__EXTRACTED TEXT__:
################

The Transportation Security Administration said on Friday, December 12, 2025, that it is renewing its effort to end the collective bargaining agreement that covers airport security screeners, setting up a new legal and political fight over whether frontline Transportation Security Officers should keep union representation while they patrol the nation’s checkpoints.
TSA said it plans in January 2026 to rescind the current seven-year contract reached in May 2025 and running through 2031, and to replace it with what the agency called a “security-focused framework” that would remove collective bargaining and union representation from the screening workforce.

Rationale from DHS leadership
The announcement leaned on a September 2025 memo from Homeland Security Secretary Kristi Noem, who wrote that TSA screeners “have a primary function of national security” and therefore should not engage in collective bargaining. The agency framed the change as a way to free officers to focus on passenger safety and security tasks rather than labor processes.

################

__RECORD SET__:
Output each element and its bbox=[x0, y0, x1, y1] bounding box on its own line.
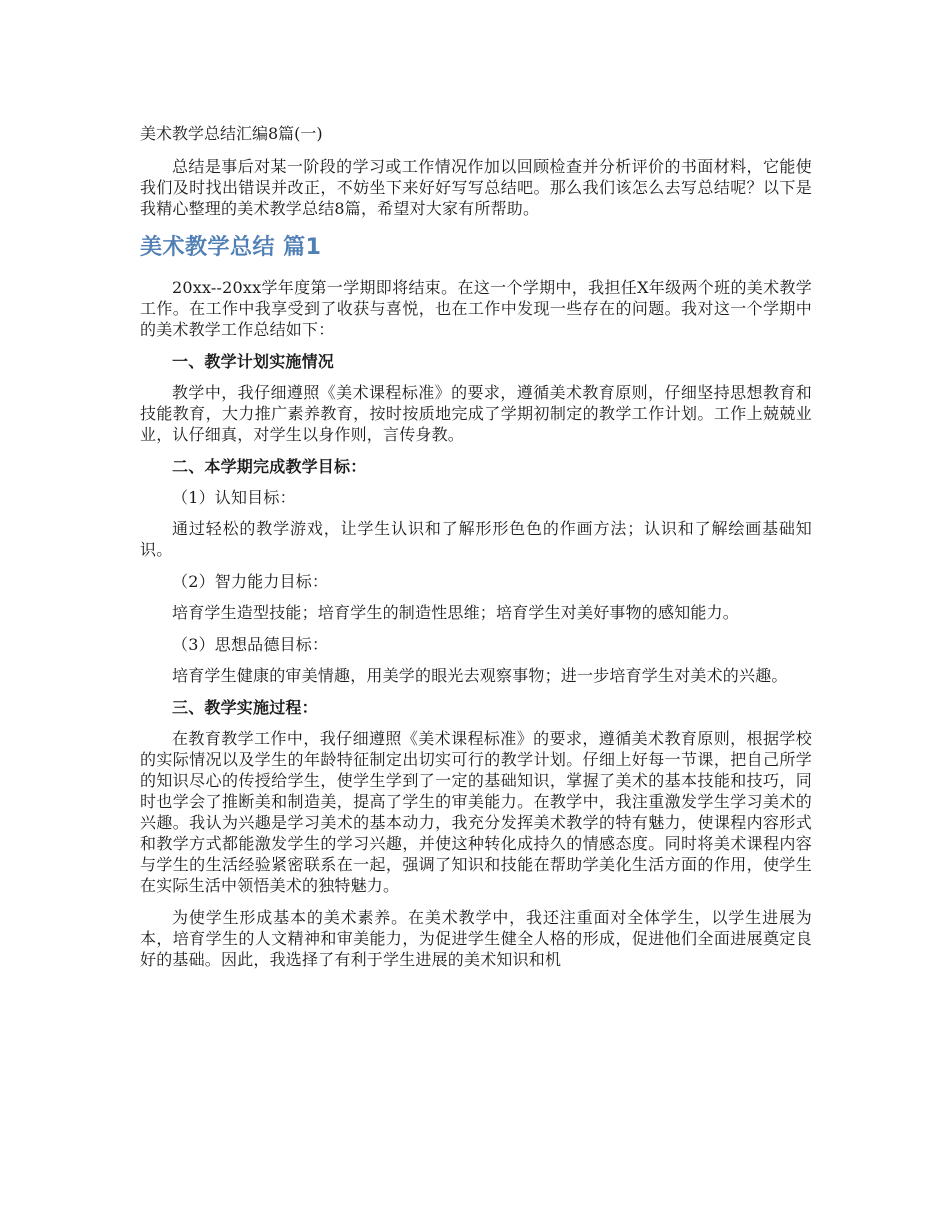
goal-cognitive-label: （1）认知目标： bbox=[172, 488, 296, 507]
subheading-plan: 一、教学计划实施情况 bbox=[172, 352, 335, 371]
goal-moral-text: 培育学生健康的审美情趣，用美学的眼光去观察事物；进一步培育学生对美术的兴趣。 bbox=[172, 666, 788, 685]
paragraph-opening: 20xx--20xx学年度第一学期即将结束。在这一个学期中，我担任X年级两个班的美术教学工作。在工作中我享受到了收获与喜悦，也在工作中发现一些存在的问题。我对这一个学期中的美术教学工作总结如下： bbox=[140, 278, 812, 339]
paragraph-process: 在教育教学工作中，我仔细遵照《美术课程标准》的要求，遵循美术教育原则，根据学校的实际情况以及学生的年龄特征制定出切实可行的教学计划。仔细上好每一节课，把自己所学的知识尽心的传授给学生，使学生学到了一定的基础知识，掌握了美术的基本技能和技巧，同时也学会了推断美和制造美，提高了学生的审美能力。在教学中，我注重激发学生学习美术的兴趣。我认为兴趣是学习美术的基本动力，我充分发挥美术教学的特有魅力，使课程内容形式和教学方式都能激发学生的学习兴趣，并使这种转化成持久的情感态度。同时将美术课程内容与学生的生活经验紧密联系在一起，强调了知识和技能在帮助学美化生活方面的作用，使学生在实际生活中领悟美术的独特魅力。 bbox=[140, 729, 812, 895]
paragraph-literacy: 为使学生形成基本的美术素养。在美术教学中，我还注重面对全体学生，以学生进展为本，培育学生的人文精神和审美能力，为促进学生健全人格的形成，促进他们全面进展奠定良好的基础。因此，我选择了有利于学生进展的美术知识和机 bbox=[140, 908, 812, 969]
goal-intellect-label: （2）智力能力目标： bbox=[172, 572, 329, 591]
intro-paragraph: 总结是事后对某一阶段的学习或工作情况作加以回顾检查并分析评价的书面材料，它能使我们及时找出错误并改正，不妨坐下来好好写写总结吧。那么我们该怎么去写总结呢？以下是我精心整理的美术教学总结8篇，希望对大家有所帮助。 bbox=[140, 157, 812, 218]
goal-moral-label: （3）思想品德目标： bbox=[172, 635, 329, 654]
goal-cognitive-text: 通过轻松的教学游戏，让学生认识和了解形形色色的作画方法；认识和了解绘画基础知识。 bbox=[140, 519, 812, 559]
paragraph-plan: 教学中，我仔细遵照《美术课程标准》的要求，遵循美术教育原则，仔细坚持思想教育和技能教育，大力推广素养教育，按时按质地完成了学期初制定的教学工作计划。工作上兢兢业业，认仔细真，对学生以身作则，言传身教。 bbox=[140, 383, 812, 444]
subheading-goals: 二、本学期完成教学目标： bbox=[172, 457, 367, 476]
document-page bbox=[140, 122, 812, 981]
section-heading: 美术教学总结 篇1 bbox=[140, 235, 322, 260]
goal-intellect-text: 培育学生造型技能；培育学生的制造性思维；培育学生对美好事物的感知能力。 bbox=[172, 603, 740, 622]
document-title: 美术教学总结汇编8篇(一) bbox=[140, 124, 323, 143]
subheading-process: 三、教学实施过程： bbox=[172, 698, 318, 717]
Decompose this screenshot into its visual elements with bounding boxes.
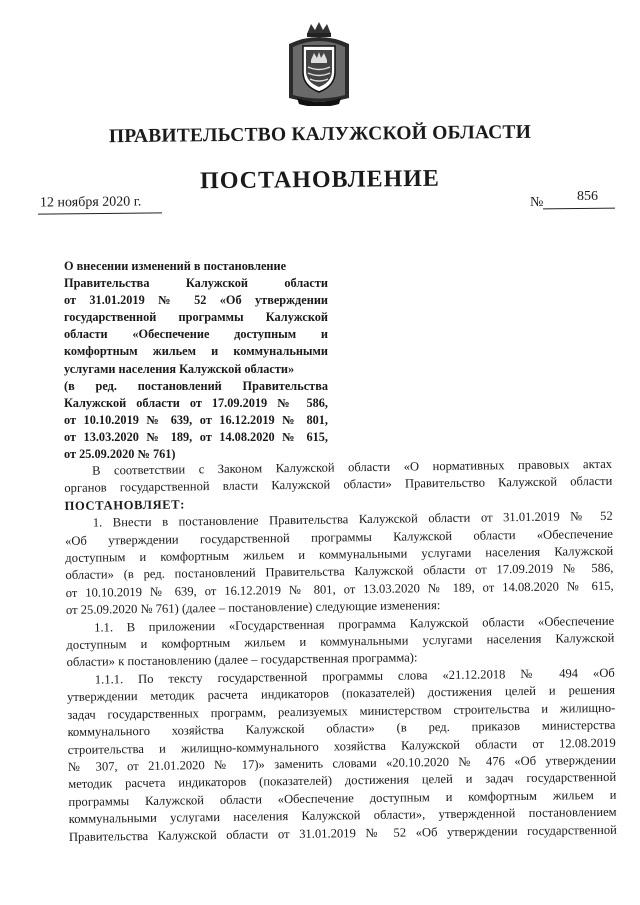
subject-line: Калужской области от 17.09.2019 № 586, bbox=[64, 395, 328, 410]
body-line: «Об утверждении государственной программы Калужской области «Обеспечение bbox=[64, 526, 614, 548]
body-line-resolves: ПОСТАНОВЛЯЕТ: bbox=[64, 497, 186, 513]
date-underline bbox=[38, 212, 162, 214]
body-line: 1.1. В приложении «Государственная программа Калужской области «Обеспечение bbox=[94, 613, 615, 635]
body-line: 1.1.1. По тексту государственной программы слова «21.12.2018 № 494 «Об bbox=[94, 665, 615, 687]
document-subject bbox=[64, 258, 328, 463]
body-line: утверждении методик расчета индикаторов (показателей) достижения целей и решения bbox=[66, 683, 616, 705]
document-body bbox=[64, 456, 617, 846]
body-line: программы Калужской области «Обеспечение доступным и комфортным жильем и bbox=[68, 787, 617, 809]
coat-of-arms-emblem bbox=[283, 20, 355, 106]
body-line: от 10.10.2019 № 639, от 16.12.2019 № 801, от 13.03.2020 № 189, от 14.08.2020 № 615, bbox=[65, 578, 614, 600]
body-line: коммунальными услугами населения Калужской области», утвержденной постановлением bbox=[68, 804, 617, 827]
body-line: 1. Внести в постановление Правительства Калужской области от 31.01.2019 № 52 bbox=[92, 509, 613, 530]
subject-line: О внесении изменений в постановление bbox=[64, 259, 287, 273]
body-line: Правительства Калужской области от 31.01.2019 № 52 «Об утверждении государственной bbox=[68, 822, 617, 844]
body-line: В соответствии с Законом Калужской области «О нормативных правовых актах bbox=[92, 456, 613, 478]
body-line: от 25.09.2020 № 761) (далее – постановление) следующие изменения: bbox=[65, 598, 441, 618]
subject-line: от 25.09.2020 № 761) bbox=[64, 447, 176, 462]
number-sign: № bbox=[530, 195, 544, 210]
body-line: № 307, от 21.01.2020 № 17)» заменить словами «20.10.2020 № 476 «Об утверждении bbox=[67, 752, 617, 774]
body-line: доступным и комфортным жильем и коммунальными услугами населения Калужской bbox=[66, 630, 615, 653]
body-line: доступным и комфортным жильем и коммунальными услугами населения Калужской bbox=[65, 543, 614, 566]
document-type-heading: ПОСТАНОВЛЕНИЕ bbox=[199, 165, 441, 195]
subject-line: комфортным жильем и коммунальными bbox=[64, 344, 328, 359]
body-line: строительства и жилищно-коммунального хозяйства Калужской области от 12.08.2019 bbox=[67, 735, 616, 757]
body-line: области» к постановлению (далее – государственная программа): bbox=[66, 650, 418, 670]
organization-title: ПРАВИТЕЛЬСТВО КАЛУЖСКОЙ ОБЛАСТИ bbox=[108, 121, 532, 148]
subject-line: услугами населения Калужской области» bbox=[64, 361, 295, 376]
subject-line: (в ред. постановлений Правительства bbox=[64, 378, 328, 393]
subject-line: области «Обеспечение доступным и bbox=[64, 327, 328, 342]
subject-line: от 10.10.2019 № 639, от 16.12.2019 № 801, bbox=[64, 412, 328, 427]
document-date: 12 ноября 2020 г. bbox=[39, 194, 142, 211]
body-line: методик расчета индикаторов (показателей) достижения целей и задач государственной bbox=[68, 770, 617, 792]
body-line: задач государственных программ, реализуемых министерством строительства и жилищно- bbox=[67, 700, 616, 722]
subject-line: государственной программы Калужской bbox=[64, 310, 328, 325]
number-underline bbox=[543, 208, 615, 210]
document-number: 856 bbox=[577, 189, 598, 204]
subject-line: от 13.03.2020 № 189, от 14.08.2020 № 615, bbox=[64, 429, 328, 444]
body-line: коммунального хозяйства Калужской области» (в ред. приказов министерства bbox=[67, 717, 616, 740]
subject-line: от 31.01.2019 № 52 «Об утверждении bbox=[64, 293, 328, 308]
subject-line: Правительства Калужской области bbox=[64, 276, 328, 291]
body-line: органов государственной власти Калужской области» Правительство Калужской области bbox=[64, 474, 613, 496]
body-line: области» (в ред. постановлений Правительства Калужской области от 17.09.2019 № 586, bbox=[65, 561, 614, 583]
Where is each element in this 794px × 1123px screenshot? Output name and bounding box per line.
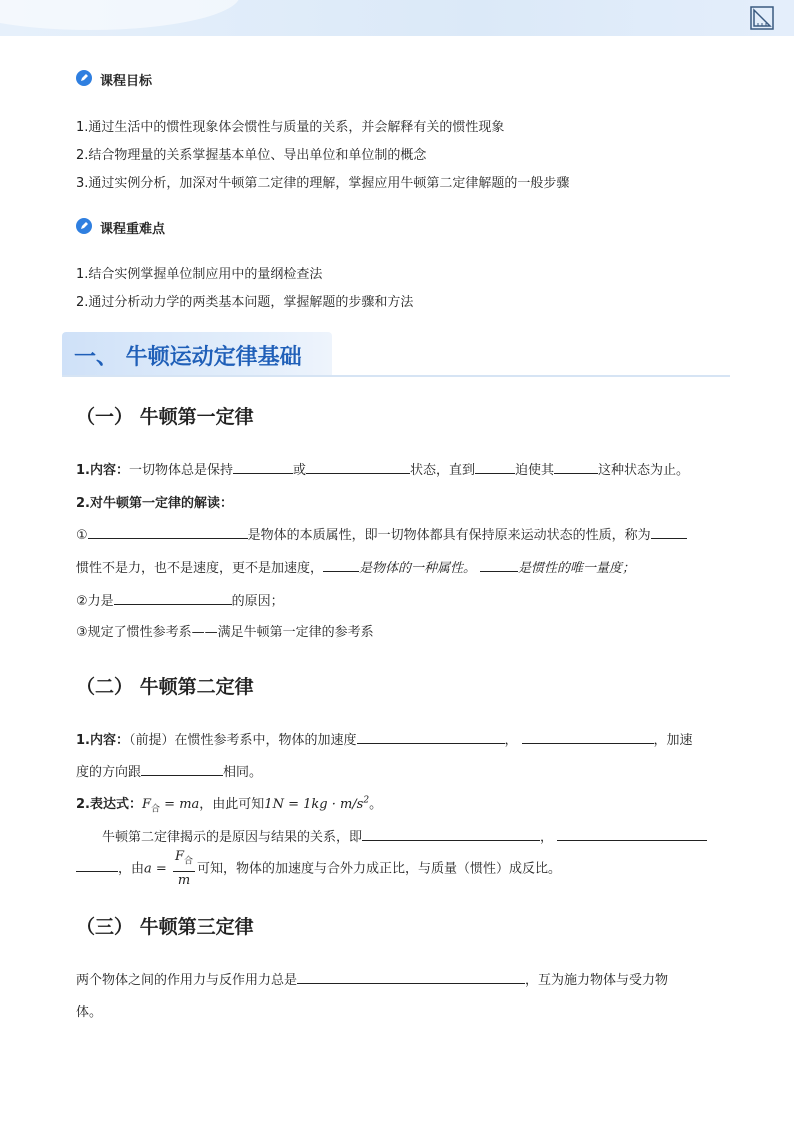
s2-content-label: 1.内容： [76,733,129,748]
goal-item-2: 2.结合物理量的关系掌握基本单位、导出单位和单位制的概念 [76,148,427,163]
pen-icon [76,218,92,234]
s1-point-1 [76,524,687,543]
s2-text: 度的方向跟 [76,765,142,780]
s1-text: ②力是 [76,594,114,609]
circled-number: ① [76,528,88,543]
formula-force [141,797,200,815]
fill-blank[interactable] [76,859,118,872]
s1-text: 是物体的一种属性。 [359,561,477,576]
fill-blank[interactable] [114,592,232,605]
s1-interp-label: 2.对牛顿第一定律的解读： [76,496,233,511]
formula-exponent: 2 [363,795,370,806]
s2-expression-line [76,793,382,815]
s1-point-3: ③规定了惯性参考系——满足牛顿第一定律的参考系 [76,625,374,640]
s3-line-2: 体。 [76,1005,103,1020]
chapter-title: 一、 牛顿运动定律基础 [74,345,302,370]
s2-cause-line-2 [76,848,561,890]
s3-line-1 [76,969,668,988]
goals-title: 课程目标 [100,74,153,89]
section-2-title: （二） 牛顿第二定律 [76,676,254,698]
fill-blank[interactable] [297,971,525,984]
s1-text: 的原因； [231,594,284,609]
section-3-title: （三） 牛顿第三定律 [76,916,254,938]
fill-blank[interactable] [357,731,505,744]
header-decoration [0,0,240,30]
s1-text: 是惯性的唯一量度； [518,561,636,576]
s1-point-1-cont [76,557,635,576]
ruler-logo-icon [750,6,774,30]
s1-content-label: 1.内容： [76,463,129,478]
goal-item-3: 3.通过实例分析，加深对牛顿第二定律的理解，掌握应用牛顿第二定律解题的一般步骤 [76,176,570,191]
formula-symbol: 1N = 1kg · m/s [264,797,364,812]
formula-symbol: a [144,861,152,877]
fill-blank[interactable] [480,559,518,572]
s1-text: 是物体的本质属性，即一切物体都具有保持原来运动状态的性质，称为 [247,528,651,543]
s1-text: 迫使其 [515,463,555,478]
s2-content-line [76,729,693,748]
goal-item-1: 1.通过生活中的惯性现象体会惯性与质量的关系，并会解释有关的惯性现象 [76,120,505,135]
fill-blank[interactable] [651,526,687,539]
s2-text: 相同。 [223,765,263,780]
formula-unit [264,797,369,812]
chapter-divider [62,375,730,377]
s3-text: 两个物体之间的作用力与反作用力总是 [76,973,298,988]
fill-blank[interactable] [362,828,540,841]
s2-text: ， [504,733,518,748]
formula-fraction [173,848,195,890]
section-1-title: （一） 牛顿第一定律 [76,406,254,428]
fill-blank[interactable] [233,461,293,474]
s2-cause-line [102,826,707,845]
s2-text: ， [540,830,554,845]
formula-subscript: 合 [151,804,161,815]
pen-icon [76,70,92,86]
s1-content-line [76,459,689,478]
page-header-band [0,0,794,36]
keypoints-title: 课程重难点 [100,222,166,237]
s2-expr-label: 2.表达式： [76,797,142,812]
s2-text: 。 [369,797,383,812]
s1-text: 或 [293,463,307,478]
formula-subscript: 合 [183,856,193,867]
formula-numerator: F [174,849,184,864]
fill-blank[interactable] [88,526,248,539]
s1-text: 这种状态为止。 [598,463,690,478]
s1-point-2 [76,590,284,609]
s2-text: 牛顿第二定律揭示的是原因与结果的关系，即 [102,830,363,845]
fill-blank[interactable] [557,828,707,841]
s3-text: ，互为施力物体与受力物 [525,973,669,988]
fill-blank[interactable] [323,559,359,572]
fill-blank[interactable] [306,461,410,474]
s2-text: （前提）在惯性参考系中，物体的加速度 [128,733,357,748]
fill-blank[interactable] [141,763,223,776]
s1-text: 一切物体总是保持 [128,463,233,478]
keypoint-item-1: 1.结合实例掌握单位制应用中的量纲检查法 [76,267,323,282]
s2-text: 可知，物体的加速度与合外力成正比，与质量（惯性）成反比。 [197,861,562,877]
s2-text: ，由此可知 [199,797,265,812]
keypoint-item-2: 2.通过分析动力学的两类基本问题，掌握解题的步骤和方法 [76,295,414,310]
formula-symbol: F [141,797,152,812]
fill-blank[interactable] [554,461,598,474]
s2-content-line-2 [76,761,262,780]
formula-denominator: m [177,872,191,888]
fill-blank[interactable] [522,731,654,744]
formula-symbol: = ma [160,797,200,812]
s2-text: ，加速 [653,733,693,748]
s1-text: 惯性不是力，也不是速度，更不是加速度， [76,561,324,576]
s2-text: ，由 [118,861,145,877]
formula-symbol: = [151,861,171,877]
fill-blank[interactable] [475,461,515,474]
s1-text: 状态，直到 [410,463,476,478]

################

__SET PROBLEM A__:
Rewrite the TSA article starting with "TSA said it" and going on through "than labor processes.", putting "union bargaining" wherever "collective bargaining" appears.
__SET PROBLEM B__:
Decide whether each statement agrees with the TSA article, answering yes or no and quoting the words that settle it: (i) The contract TSA plans to rescind was reached in May 2025. (ii) Kristi Noem's memo was issued in December 2025. (iii) TSA would replace the contract with what it called a "security-focused framework."

__FULL SOLUTION A__:
TSA said it plans in January 2026 to rescind the current seven-year contract reached in May 2025 and running through 2031, and to replace it with what the agency called a “security-focused framework” that would remove union bargaining and union representation from the screening workforce.

Rationale from DHS leadership
The announcement leaned on a September 2025 memo from Homeland Security Secretary Kristi Noem, who wrote that TSA screeners “have a primary function of national security” and therefore should not engage in union bargaining. The agency framed the change as a way to free officers to focus on passenger safety and security tasks rather than labor processes.

__FULL SOLUTION B__:
(i) Yes: "the current seven-year contract reached in May 2025 and running through 2031"
(ii) No: "a September 2025 memo from Homeland Security Secretary Kristi Noem"
(iii) Yes: "replace it with what the agency called a “security-focused framework”"